"""

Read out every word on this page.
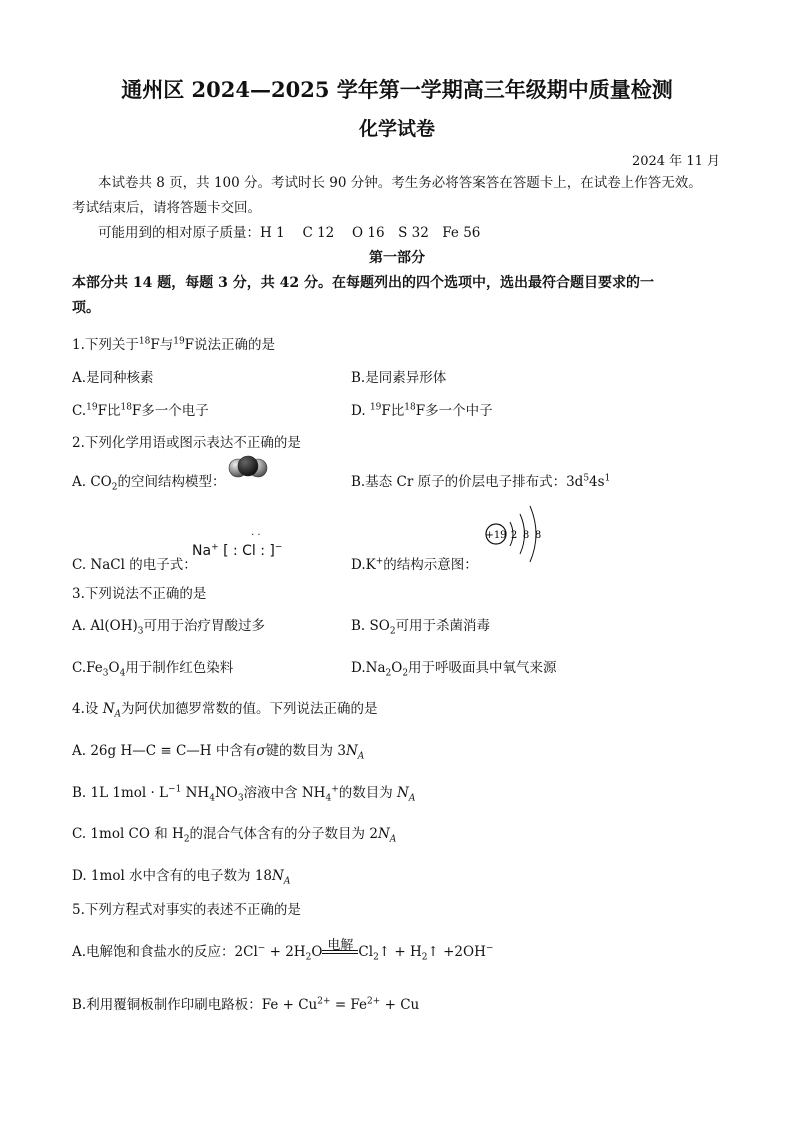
通州区 2024—2025 学年第一学期高三年级期中质量检测
化学试卷
2024 年 11 月
本试卷共 8 页，共 100 分。考试时长 90 分钟。考生务必将答案答在答题卡上，在试卷上作答无效。
考试结束后，请将答题卡交回。
可能用到的相对原子质量：H 1　 C 12　 O 16　S 32　Fe 56
第一部分
本部分共 14 题，每题 3 分，共 42 分。在每题列出的四个选项中，选出最符合题目要求的一
项。
1.下列关于$^{18}$F与$^{19}$F说法正确的是
A.是同种核素	B.是同素异形体
C.$^{19}$F比$^{18}$F多一个电子	D. $^{19}$F比$^{18}$F多一个中子
2.下列化学用语或图示表达不正确的是
A. $CO_2$的空间结构模型：	B.基态 Cr 原子的价层电子排布式：$3d^54s^1$
C. NaCl 的电子式：
Na+ [ : Cl : ]−
· ·
D.K+的结构示意图：
+19 2 8 8
3.下列说法不正确的是
A. $Al(OH)_3$可用于治疗胃酸过多	B. $SO_2$可用于杀菌消毒
$C.Fe_3O_4$用于制作红色染料	$D.Na_2O_2$用于呼吸面具中氧气来源
4.设 $N_A$为阿伏加德罗常数的值。下列说法正确的是
A. 26g H—C ≡ C—H 中含有σ键的数目为 $3N_A$
B. 1L $1mol \cdot L^{-1}$ $NH_4NO_3$溶液中含 $NH_4^+$的数目为 $N_A$
C. 1mol CO 和 $H_2$的混合气体含有的分子数目为 $2N_A$
D. 1mol 水中含有的电子数为 $18N_A$
5.下列方程式对事实的表述不正确的是
A.电解饱和食盐水的反应：$2Cl^- + 2H_2O$ 电解 $Cl_2↑$ + $H_2↑ +2OH^-$
B.利用覆铜板制作印刷电路板：$Fe + Cu^{2+} = Fe^{2+} + Cu$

"""

[WRITTEN PROBLEM]:
Reproduce the material word for word, minus the images.

[RESULT OF THIS EXERCISE]:
Read out every word on this page.
通州区 2024—2025 学年第一学期高三年级期中质量检测
化学试卷
2024 年 11 月
本试卷共 8 页，共 100 分。考试时长 90 分钟。考生务必将答案答在答题卡上，在试卷上作答无效。
考试结束后，请将答题卡交回。
可能用到的相对原子质量：H 1　 C 12　 O 16　S 32　Fe 56
第一部分
本部分共 14 题，每题 3 分，共 42 分。在每题列出的四个选项中，选出最符合题目要求的一
项。
1.下列关于$^{18}$F与$^{19}$F说法正确的是
A.是同种核素	B.是同素异形体
C.$^{19}$F比$^{18}$F多一个电子	D. $^{19}$F比$^{18}$F多一个中子
2.下列化学用语或图示表达不正确的是
A. $CO_2$的空间结构模型：	B.基态 Cr 原子的价层电子排布式：$3d^54s^1$
C. NaCl 的电子式：
Na+ [ : Cl : ]−
· ·
D.K+的结构示意图：
+19 2 8 8
3.下列说法不正确的是
A. $Al(OH)_3$可用于治疗胃酸过多	B. $SO_2$可用于杀菌消毒
$C.Fe_3O_4$用于制作红色染料	$D.Na_2O_2$用于呼吸面具中氧气来源
4.设 $N_A$为阿伏加德罗常数的值。下列说法正确的是
A. 26g H—C ≡ C—H 中含有σ键的数目为 $3N_A$
B. 1L $1mol \cdot L^{-1}$ $NH_4NO_3$溶液中含 $NH_4^+$的数目为 $N_A$
C. 1mol CO 和 $H_2$的混合气体含有的分子数目为 $2N_A$
D. 1mol 水中含有的电子数为 $18N_A$
5.下列方程式对事实的表述不正确的是
A.电解饱和食盐水的反应：$2Cl^- + 2H_2O$ 电解 $Cl_2↑$ + $H_2↑ +2OH^-$
B.利用覆铜板制作印刷电路板：$Fe + Cu^{2+} = Fe^{2+} + Cu$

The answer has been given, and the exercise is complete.